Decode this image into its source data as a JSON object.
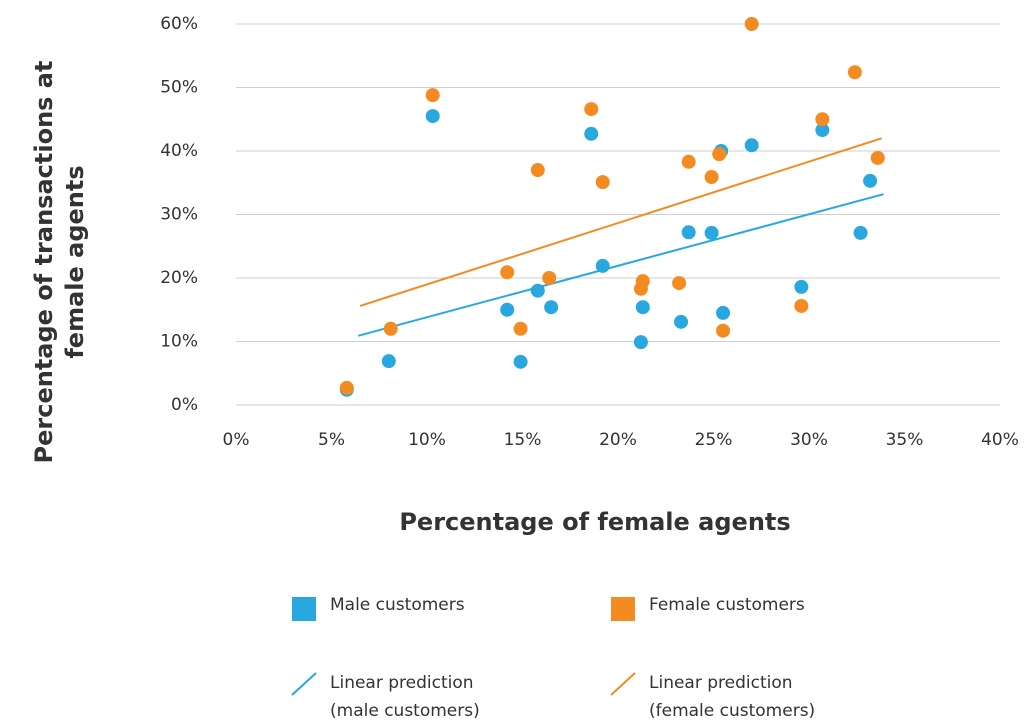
{
  "chart_data": {
    "type": "scatter",
    "xlabel": "Percentage of female agents",
    "ylabel": [
      "Percentage of transactions at",
      "female agents"
    ],
    "xlim": [
      0,
      40
    ],
    "ylim": [
      0,
      60
    ],
    "xticks": [
      {
        "value": 0,
        "label": "0%"
      },
      {
        "value": 5,
        "label": "5%"
      },
      {
        "value": 10,
        "label": "10%"
      },
      {
        "value": 15,
        "label": "15%"
      },
      {
        "value": 20,
        "label": "20%"
      },
      {
        "value": 25,
        "label": "25%"
      },
      {
        "value": 30,
        "label": "30%"
      },
      {
        "value": 35,
        "label": "35%"
      },
      {
        "value": 40,
        "label": "40%"
      }
    ],
    "yticks": [
      {
        "value": 0,
        "label": "0%"
      },
      {
        "value": 10,
        "label": "10%"
      },
      {
        "value": 20,
        "label": "20%"
      },
      {
        "value": 30,
        "label": "30%"
      },
      {
        "value": 40,
        "label": "40%"
      },
      {
        "value": 50,
        "label": "50%"
      },
      {
        "value": 60,
        "label": "60%"
      }
    ],
    "grid": true,
    "series": [
      {
        "name": "Male customers",
        "color": "#29a8e0",
        "x": [
          5.8,
          8.0,
          10.3,
          14.2,
          14.9,
          15.8,
          16.5,
          18.6,
          19.2,
          21.2,
          21.3,
          23.3,
          23.7,
          24.9,
          25.4,
          25.5,
          27.0,
          29.6,
          30.7,
          32.7,
          33.2
        ],
        "values": [
          2.4,
          6.9,
          45.5,
          15.0,
          6.8,
          18.0,
          15.4,
          42.7,
          21.9,
          9.9,
          15.4,
          13.1,
          27.2,
          27.1,
          40.0,
          14.5,
          40.9,
          18.6,
          43.3,
          27.1,
          35.3
        ]
      },
      {
        "name": "Female customers",
        "color": "#f38b21",
        "x": [
          5.8,
          8.1,
          10.3,
          14.2,
          14.9,
          15.8,
          16.4,
          18.6,
          19.2,
          21.3,
          21.2,
          23.2,
          23.7,
          24.9,
          25.3,
          25.5,
          27.0,
          29.6,
          30.7,
          32.4,
          33.6
        ],
        "values": [
          2.7,
          12.0,
          48.8,
          20.9,
          12.0,
          37.0,
          20.0,
          46.6,
          35.1,
          19.5,
          18.3,
          19.2,
          38.3,
          35.9,
          39.5,
          11.7,
          60.0,
          15.6,
          45.0,
          52.4,
          38.9
        ]
      }
    ],
    "trendlines": [
      {
        "name": [
          "Linear prediction",
          "(male customers)"
        ],
        "color": "#29a8e0",
        "x": [
          6.4,
          33.9
        ],
        "values": [
          10.9,
          33.2
        ]
      },
      {
        "name": [
          "Linear prediction",
          "(female customers)"
        ],
        "color": "#f38b21",
        "x": [
          6.5,
          33.8
        ],
        "values": [
          15.6,
          42.0
        ]
      }
    ]
  }
}
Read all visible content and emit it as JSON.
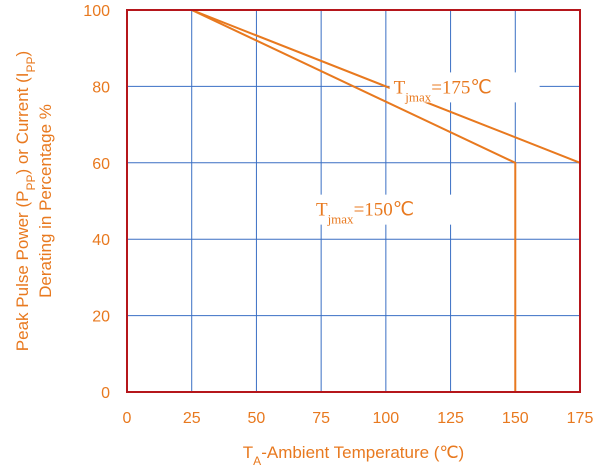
{
  "chart_data": {
    "type": "line",
    "xlabel": {
      "main": "T",
      "sub": "A",
      "rest": "-Ambient Temperature (℃)"
    },
    "ylabel_line1": {
      "a": "Peak Pulse Power (P",
      "sub1": "PP",
      "b": ") or Current (I",
      "sub2": "PP",
      "c": ")"
    },
    "ylabel_line2": "Derating in Percentage %",
    "xlim": [
      0,
      175
    ],
    "ylim": [
      0,
      100
    ],
    "xticks": [
      0,
      25,
      50,
      75,
      100,
      125,
      150,
      175
    ],
    "yticks": [
      0,
      20,
      40,
      60,
      80,
      100
    ],
    "grid": true,
    "series": [
      {
        "name": "Tjmax=175℃",
        "x": [
          0,
          25,
          175
        ],
        "y": [
          100,
          100,
          60
        ]
      },
      {
        "name": "Tjmax=150℃",
        "x": [
          0,
          25,
          150,
          150
        ],
        "y": [
          100,
          100,
          60,
          0
        ]
      }
    ],
    "annotations": [
      {
        "main": "T",
        "sub": "jmax",
        "rest": "=175℃",
        "x": 103,
        "y": 80
      },
      {
        "main": "T",
        "sub": "jmax",
        "rest": "=150℃",
        "x": 73,
        "y": 48
      }
    ],
    "colors": {
      "line": "#e8791f",
      "grid": "#3a6fc4",
      "frame": "#b5161b",
      "text": "#e8791f"
    }
  }
}
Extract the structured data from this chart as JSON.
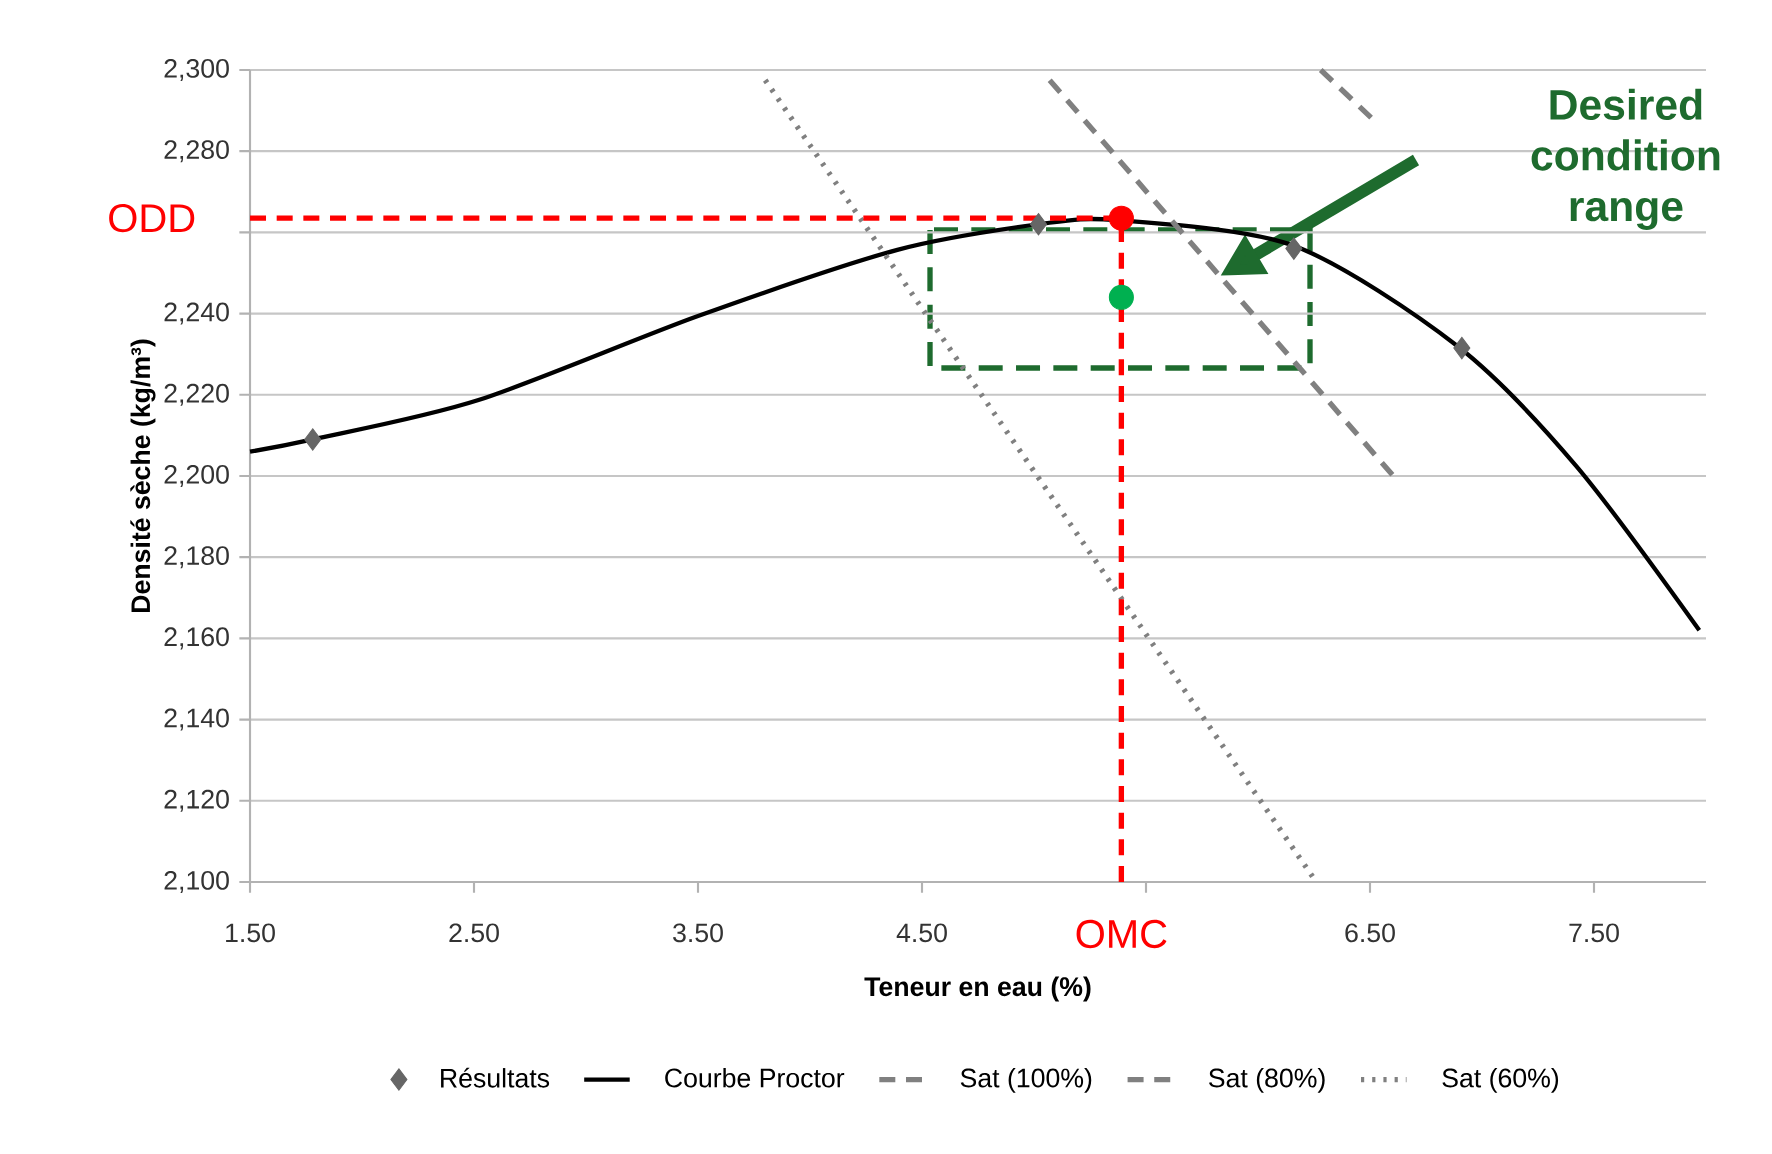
{
  "chart_data": {
    "type": "line",
    "xlabel": "Teneur en eau (%)",
    "ylabel": "Densité sèche (kg/m³)",
    "xlim": [
      1.5,
      8.0
    ],
    "ylim": [
      2100,
      2300
    ],
    "xticks": [
      {
        "value": 1.5,
        "label": "1.50"
      },
      {
        "value": 2.5,
        "label": "2.50"
      },
      {
        "value": 3.5,
        "label": "3.50"
      },
      {
        "value": 4.5,
        "label": "4.50"
      },
      {
        "value": 5.5,
        "label": null
      },
      {
        "value": 6.5,
        "label": "6.50"
      },
      {
        "value": 7.5,
        "label": "7.50"
      }
    ],
    "yticks": [
      {
        "value": 2100,
        "label": "2,100"
      },
      {
        "value": 2120,
        "label": "2,120"
      },
      {
        "value": 2140,
        "label": "2,140"
      },
      {
        "value": 2160,
        "label": "2,160"
      },
      {
        "value": 2180,
        "label": "2,180"
      },
      {
        "value": 2200,
        "label": "2,200"
      },
      {
        "value": 2220,
        "label": "2,220"
      },
      {
        "value": 2240,
        "label": "2,240"
      },
      {
        "value": 2260,
        "label": null
      },
      {
        "value": 2280,
        "label": "2,280"
      },
      {
        "value": 2300,
        "label": "2,300"
      }
    ],
    "grid": "y",
    "legend": "bottom",
    "series": [
      {
        "name": "Résultats",
        "type": "scatter",
        "marker": "diamond",
        "color": "#666666",
        "x": [
          1.78,
          5.02,
          6.16,
          6.91
        ],
        "values": [
          2209,
          2262,
          2256,
          2231.5
        ]
      },
      {
        "name": "Courbe Proctor",
        "line_style": "solid",
        "color": "#000000",
        "x": [
          1.5,
          1.78,
          2.52,
          3.5,
          4.39,
          5.02,
          5.37,
          6.16,
          6.89,
          7.42,
          7.97
        ],
        "values": [
          2206,
          2209,
          2218.7,
          2239.4,
          2255.7,
          2262,
          2263,
          2256.7,
          2232,
          2202.5,
          2162
        ]
      },
      {
        "name": "Sat (100%)",
        "line_style": "dashed",
        "color": "#808080",
        "x": [
          5.07,
          6.62
        ],
        "values": [
          2297.5,
          2199
        ]
      },
      {
        "name": "Sat (80%)",
        "line_style": "dashed",
        "color": "#808080",
        "x": [
          6.28,
          6.51
        ],
        "values": [
          2300,
          2288
        ]
      },
      {
        "name": "Sat (60%)",
        "line_style": "dotted",
        "color": "#808080",
        "x": [
          3.8,
          6.26
        ],
        "values": [
          2297.5,
          2100
        ]
      },
      {
        "type": "scatter",
        "marker": "circle",
        "color": "#ff0000",
        "x": [
          5.39
        ],
        "values": [
          2263.5
        ]
      },
      {
        "type": "scatter",
        "marker": "circle",
        "color": "#00b050",
        "x": [
          5.39
        ],
        "values": [
          2244
        ]
      }
    ],
    "ref_lines": [
      {
        "axis": "y",
        "value": 2263.5,
        "label": "ODD",
        "color": "#ff0000",
        "line_style": "dashed"
      },
      {
        "axis": "x",
        "value": 5.39,
        "label": "OMC",
        "color": "#ff0000",
        "line_style": "dashed"
      }
    ],
    "annotations": [
      "Desired condition range"
    ]
  }
}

__Task objective__:
Copy all lines in the listing above where the string "Percentage" appears.

__Solution for this task__:
    "xlabel": "Percentage of female agents",
      "Percentage of transactions at",
    "ylabel_line2": "Derating in Percentage %",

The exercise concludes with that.